STATED EXERCISE:
All of the material below is to be restated word for word, apart from the pictures.

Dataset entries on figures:
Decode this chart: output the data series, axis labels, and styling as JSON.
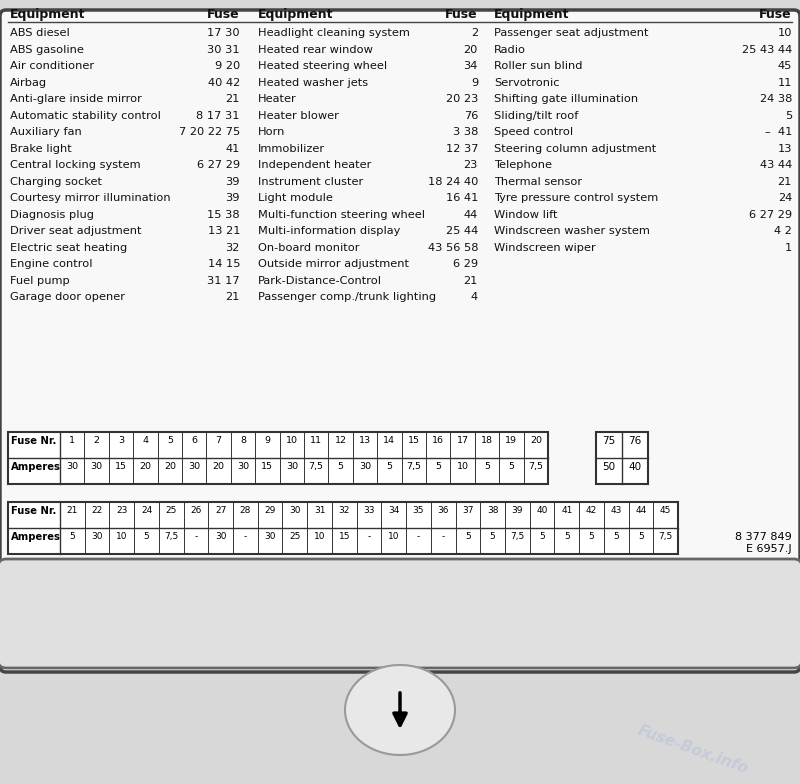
{
  "bg_color": "#ffffff",
  "border_color": "#555555",
  "col1_items": [
    [
      "ABS diesel",
      "17 30"
    ],
    [
      "ABS gasoline",
      "30 31"
    ],
    [
      "Air conditioner",
      "9 20"
    ],
    [
      "Airbag",
      "40 42"
    ],
    [
      "Anti-glare inside mirror",
      "21"
    ],
    [
      "Automatic stability control",
      "8 17 31"
    ],
    [
      "Auxiliary fan",
      "7 20 22 75"
    ],
    [
      "Brake light",
      "41"
    ],
    [
      "Central locking system",
      "6 27 29"
    ],
    [
      "Charging socket",
      "39"
    ],
    [
      "Courtesy mirror illumination",
      "39"
    ],
    [
      "Diagnosis plug",
      "15 38"
    ],
    [
      "Driver seat adjustment",
      "13 21"
    ],
    [
      "Electric seat heating",
      "32"
    ],
    [
      "Engine control",
      "14 15"
    ],
    [
      "Fuel pump",
      "31 17"
    ],
    [
      "Garage door opener",
      "21"
    ]
  ],
  "col2_items": [
    [
      "Headlight cleaning system",
      "2"
    ],
    [
      "Heated rear window",
      "20"
    ],
    [
      "Heated steering wheel",
      "34"
    ],
    [
      "Heated washer jets",
      "9"
    ],
    [
      "Heater",
      "20 23"
    ],
    [
      "Heater blower",
      "76"
    ],
    [
      "Horn",
      "3 38"
    ],
    [
      "Immobilizer",
      "12 37"
    ],
    [
      "Independent heater",
      "23"
    ],
    [
      "Instrument cluster",
      "18 24 40"
    ],
    [
      "Light module",
      "16 41"
    ],
    [
      "Multi-function steering wheel",
      "44"
    ],
    [
      "Multi-information display",
      "25 44"
    ],
    [
      "On-board monitor",
      "43 56 58"
    ],
    [
      "Outside mirror adjustment",
      "6 29"
    ],
    [
      "Park-Distance-Control",
      "21"
    ],
    [
      "Passenger comp./trunk lighting",
      "4"
    ]
  ],
  "col3_items": [
    [
      "Passenger seat adjustment",
      "10"
    ],
    [
      "Radio",
      "25 43 44"
    ],
    [
      "Roller sun blind",
      "45"
    ],
    [
      "Servotronic",
      "11"
    ],
    [
      "Shifting gate illumination",
      "24 38"
    ],
    [
      "Sliding/tilt roof",
      "5"
    ],
    [
      "Speed control",
      "–  41"
    ],
    [
      "Steering column adjustment",
      "13"
    ],
    [
      "Telephone",
      "43 44"
    ],
    [
      "Thermal sensor",
      "21"
    ],
    [
      "Tyre pressure control system",
      "24"
    ],
    [
      "Window lift",
      "6 27 29"
    ],
    [
      "Windscreen washer system",
      "4 2"
    ],
    [
      "Windscreen wiper",
      "1"
    ]
  ],
  "table1_fuse_nr": [
    "1",
    "2",
    "3",
    "4",
    "5",
    "6",
    "7",
    "8",
    "9",
    "10",
    "11",
    "12",
    "13",
    "14",
    "15",
    "16",
    "17",
    "18",
    "19",
    "20"
  ],
  "table1_amperes": [
    "30",
    "30",
    "15",
    "20",
    "20",
    "30",
    "20",
    "30",
    "15",
    "30",
    "7,5",
    "5",
    "30",
    "5",
    "7,5",
    "5",
    "10",
    "5",
    "5",
    "7,5"
  ],
  "table2_fuse_nr": [
    "21",
    "22",
    "23",
    "24",
    "25",
    "26",
    "27",
    "28",
    "29",
    "30",
    "31",
    "32",
    "33",
    "34",
    "35",
    "36",
    "37",
    "38",
    "39",
    "40",
    "41",
    "42",
    "43",
    "44",
    "45"
  ],
  "table2_amperes": [
    "5",
    "30",
    "10",
    "5",
    "7,5",
    "-",
    "30",
    "-",
    "30",
    "25",
    "10",
    "15",
    "-",
    "10",
    "-",
    "-",
    "5",
    "5",
    "7,5",
    "5",
    "5",
    "5",
    "5",
    "5",
    "7,5"
  ],
  "table_extra_fuse_nr": [
    "75",
    "76"
  ],
  "table_extra_amperes": [
    "50",
    "40"
  ],
  "part_number": "8 377 849\nE 6957.J",
  "watermark": "Fuse-Box.info"
}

CORRECT RESPONSE:
Decode this chart: output the data series, axis labels, and styling as JSON.
{
  "bg_color": "#ffffff",
  "border_color": "#555555",
  "col1_items": [
    [
      "ABS diesel",
      "17 30"
    ],
    [
      "ABS gasoline",
      "30 31"
    ],
    [
      "Air conditioner",
      "9 20"
    ],
    [
      "Airbag",
      "40 42"
    ],
    [
      "Anti-glare inside mirror",
      "21"
    ],
    [
      "Automatic stability control",
      "8 17 31"
    ],
    [
      "Auxiliary fan",
      "7 20 22 75"
    ],
    [
      "Brake light",
      "41"
    ],
    [
      "Central locking system",
      "6 27 29"
    ],
    [
      "Charging socket",
      "39"
    ],
    [
      "Courtesy mirror illumination",
      "39"
    ],
    [
      "Diagnosis plug",
      "15 38"
    ],
    [
      "Driver seat adjustment",
      "13 21"
    ],
    [
      "Electric seat heating",
      "32"
    ],
    [
      "Engine control",
      "14 15"
    ],
    [
      "Fuel pump",
      "31 17"
    ],
    [
      "Garage door opener",
      "21"
    ]
  ],
  "col2_items": [
    [
      "Headlight cleaning system",
      "2"
    ],
    [
      "Heated rear window",
      "20"
    ],
    [
      "Heated steering wheel",
      "34"
    ],
    [
      "Heated washer jets",
      "9"
    ],
    [
      "Heater",
      "20 23"
    ],
    [
      "Heater blower",
      "76"
    ],
    [
      "Horn",
      "3 38"
    ],
    [
      "Immobilizer",
      "12 37"
    ],
    [
      "Independent heater",
      "23"
    ],
    [
      "Instrument cluster",
      "18 24 40"
    ],
    [
      "Light module",
      "16 41"
    ],
    [
      "Multi-function steering wheel",
      "44"
    ],
    [
      "Multi-information display",
      "25 44"
    ],
    [
      "On-board monitor",
      "43 56 58"
    ],
    [
      "Outside mirror adjustment",
      "6 29"
    ],
    [
      "Park-Distance-Control",
      "21"
    ],
    [
      "Passenger comp./trunk lighting",
      "4"
    ]
  ],
  "col3_items": [
    [
      "Passenger seat adjustment",
      "10"
    ],
    [
      "Radio",
      "25 43 44"
    ],
    [
      "Roller sun blind",
      "45"
    ],
    [
      "Servotronic",
      "11"
    ],
    [
      "Shifting gate illumination",
      "24 38"
    ],
    [
      "Sliding/tilt roof",
      "5"
    ],
    [
      "Speed control",
      "–  41"
    ],
    [
      "Steering column adjustment",
      "13"
    ],
    [
      "Telephone",
      "43 44"
    ],
    [
      "Thermal sensor",
      "21"
    ],
    [
      "Tyre pressure control system",
      "24"
    ],
    [
      "Window lift",
      "6 27 29"
    ],
    [
      "Windscreen washer system",
      "4 2"
    ],
    [
      "Windscreen wiper",
      "1"
    ]
  ],
  "table1_fuse_nr": [
    "1",
    "2",
    "3",
    "4",
    "5",
    "6",
    "7",
    "8",
    "9",
    "10",
    "11",
    "12",
    "13",
    "14",
    "15",
    "16",
    "17",
    "18",
    "19",
    "20"
  ],
  "table1_amperes": [
    "30",
    "30",
    "15",
    "20",
    "20",
    "30",
    "20",
    "30",
    "15",
    "30",
    "7,5",
    "5",
    "30",
    "5",
    "7,5",
    "5",
    "10",
    "5",
    "5",
    "7,5"
  ],
  "table2_fuse_nr": [
    "21",
    "22",
    "23",
    "24",
    "25",
    "26",
    "27",
    "28",
    "29",
    "30",
    "31",
    "32",
    "33",
    "34",
    "35",
    "36",
    "37",
    "38",
    "39",
    "40",
    "41",
    "42",
    "43",
    "44",
    "45"
  ],
  "table2_amperes": [
    "5",
    "30",
    "10",
    "5",
    "7,5",
    "-",
    "30",
    "-",
    "30",
    "25",
    "10",
    "15",
    "-",
    "10",
    "-",
    "-",
    "5",
    "5",
    "7,5",
    "5",
    "5",
    "5",
    "5",
    "5",
    "7,5"
  ],
  "table_extra_fuse_nr": [
    "75",
    "76"
  ],
  "table_extra_amperes": [
    "50",
    "40"
  ],
  "part_number": "8 377 849\nE 6957.J",
  "watermark": "Fuse-Box.info"
}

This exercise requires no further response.